▶ **What you have to do**: Scan the entries below. List each line with "Выброс".

▶ **Data to process**:
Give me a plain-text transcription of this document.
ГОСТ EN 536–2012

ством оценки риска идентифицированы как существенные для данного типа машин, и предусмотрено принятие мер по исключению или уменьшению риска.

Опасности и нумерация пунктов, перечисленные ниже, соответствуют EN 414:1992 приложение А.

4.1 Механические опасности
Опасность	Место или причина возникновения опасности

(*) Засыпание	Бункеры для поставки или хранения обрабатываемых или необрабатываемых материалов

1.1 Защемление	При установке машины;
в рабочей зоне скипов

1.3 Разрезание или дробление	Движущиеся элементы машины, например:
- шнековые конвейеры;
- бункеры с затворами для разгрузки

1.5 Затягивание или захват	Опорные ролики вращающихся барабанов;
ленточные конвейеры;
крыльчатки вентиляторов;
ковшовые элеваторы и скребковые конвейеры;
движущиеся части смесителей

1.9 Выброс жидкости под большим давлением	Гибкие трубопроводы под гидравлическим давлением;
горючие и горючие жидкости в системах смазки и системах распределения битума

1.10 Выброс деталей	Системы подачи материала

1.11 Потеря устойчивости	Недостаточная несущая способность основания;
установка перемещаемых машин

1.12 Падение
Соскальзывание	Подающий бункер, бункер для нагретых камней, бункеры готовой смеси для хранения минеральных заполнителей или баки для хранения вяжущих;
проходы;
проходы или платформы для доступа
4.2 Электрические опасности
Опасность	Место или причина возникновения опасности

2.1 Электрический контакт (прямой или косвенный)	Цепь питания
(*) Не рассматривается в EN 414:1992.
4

▶ **Correct result**:
1.9 Выброс жидкости под большим давлением	Гибкие трубопроводы под гидравлическим давлением;
1.10 Выброс деталей	Системы подачи материала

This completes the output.